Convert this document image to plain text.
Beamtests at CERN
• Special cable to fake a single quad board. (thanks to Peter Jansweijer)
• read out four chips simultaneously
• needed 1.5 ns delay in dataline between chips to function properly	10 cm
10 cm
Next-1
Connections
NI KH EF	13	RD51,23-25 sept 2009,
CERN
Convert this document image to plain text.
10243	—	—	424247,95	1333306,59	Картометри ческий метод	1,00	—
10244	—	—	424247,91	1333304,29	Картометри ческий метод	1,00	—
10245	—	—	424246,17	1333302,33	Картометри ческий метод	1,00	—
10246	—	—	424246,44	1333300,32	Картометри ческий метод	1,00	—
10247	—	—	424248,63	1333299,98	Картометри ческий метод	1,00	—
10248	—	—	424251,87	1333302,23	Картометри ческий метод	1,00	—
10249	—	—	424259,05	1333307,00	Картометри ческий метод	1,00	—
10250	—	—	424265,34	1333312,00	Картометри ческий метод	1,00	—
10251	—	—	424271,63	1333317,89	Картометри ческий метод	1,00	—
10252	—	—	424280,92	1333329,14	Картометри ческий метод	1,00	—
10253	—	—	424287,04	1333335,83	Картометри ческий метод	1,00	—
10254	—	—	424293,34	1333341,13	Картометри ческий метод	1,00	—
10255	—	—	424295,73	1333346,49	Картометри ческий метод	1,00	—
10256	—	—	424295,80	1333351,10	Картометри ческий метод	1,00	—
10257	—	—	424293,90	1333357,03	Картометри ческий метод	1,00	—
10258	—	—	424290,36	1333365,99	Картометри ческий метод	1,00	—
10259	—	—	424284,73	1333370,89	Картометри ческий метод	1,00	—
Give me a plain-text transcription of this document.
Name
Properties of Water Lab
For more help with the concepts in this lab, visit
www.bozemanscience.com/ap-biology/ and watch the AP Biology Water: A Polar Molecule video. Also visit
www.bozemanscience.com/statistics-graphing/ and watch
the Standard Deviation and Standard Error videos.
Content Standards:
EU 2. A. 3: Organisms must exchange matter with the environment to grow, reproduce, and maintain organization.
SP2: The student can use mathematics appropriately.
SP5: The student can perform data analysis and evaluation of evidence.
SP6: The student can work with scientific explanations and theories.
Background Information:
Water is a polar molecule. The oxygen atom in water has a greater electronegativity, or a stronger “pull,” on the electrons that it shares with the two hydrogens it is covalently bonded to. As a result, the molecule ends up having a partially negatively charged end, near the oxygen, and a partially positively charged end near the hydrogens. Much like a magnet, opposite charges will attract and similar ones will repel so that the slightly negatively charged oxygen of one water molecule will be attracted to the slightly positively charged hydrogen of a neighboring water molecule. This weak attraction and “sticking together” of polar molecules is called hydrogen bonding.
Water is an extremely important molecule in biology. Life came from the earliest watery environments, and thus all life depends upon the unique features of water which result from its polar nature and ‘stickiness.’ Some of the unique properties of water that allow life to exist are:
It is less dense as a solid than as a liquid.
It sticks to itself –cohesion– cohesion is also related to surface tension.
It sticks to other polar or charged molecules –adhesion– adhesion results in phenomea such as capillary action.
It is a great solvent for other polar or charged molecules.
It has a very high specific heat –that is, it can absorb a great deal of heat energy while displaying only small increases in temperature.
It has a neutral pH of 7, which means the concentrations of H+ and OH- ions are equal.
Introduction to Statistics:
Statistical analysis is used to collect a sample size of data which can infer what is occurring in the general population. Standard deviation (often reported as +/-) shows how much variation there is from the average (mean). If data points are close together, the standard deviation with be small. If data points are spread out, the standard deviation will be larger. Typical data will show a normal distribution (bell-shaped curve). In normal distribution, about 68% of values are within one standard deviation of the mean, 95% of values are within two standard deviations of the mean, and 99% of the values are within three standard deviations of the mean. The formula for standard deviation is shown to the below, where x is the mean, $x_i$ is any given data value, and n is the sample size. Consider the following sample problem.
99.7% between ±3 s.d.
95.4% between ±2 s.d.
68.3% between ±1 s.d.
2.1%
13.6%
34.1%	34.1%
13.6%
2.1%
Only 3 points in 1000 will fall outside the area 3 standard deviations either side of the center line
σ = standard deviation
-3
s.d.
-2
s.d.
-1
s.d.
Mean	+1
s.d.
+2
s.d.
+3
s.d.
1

== GIVEN PROBLEM ==
Search the material above for "together". Pull out each line where it shows up.

== COMPLETED EXERCISE ==
Water is a polar molecule. The oxygen atom in water has a greater electronegativity, or a stronger “pull,” on the electrons that it shares with the two hydrogens it is covalently bonded to. As a result, the molecule ends up having a partially negatively charged end, near the oxygen, and a partially positively charged end near the hydrogens. Much like a magnet, opposite charges will attract and similar ones will repel so that the slightly negatively charged oxygen of one water molecule will be attracted to the slightly positively charged hydrogen of a neighboring water molecule. This weak attraction and “sticking together” of polar molecules is called hydrogen bonding.
Statistical analysis is used to collect a sample size of data which can infer what is occurring in the general population. Standard deviation (often reported as +/-) shows how much variation there is from the average (mean). If data points are close together, the standard deviation with be small. If data points are spread out, the standard deviation will be larger. Typical data will show a normal distribution (bell-shaped curve). In normal distribution, about 68% of values are within one standard deviation of the mean, 95% of values are within two standard deviations of the mean, and 99% of the values are within three standard deviations of the mean. The formula for standard deviation is shown to the below, where x is the mean, $x_i$ is any given data value, and n is the sample size. Consider the following sample problem.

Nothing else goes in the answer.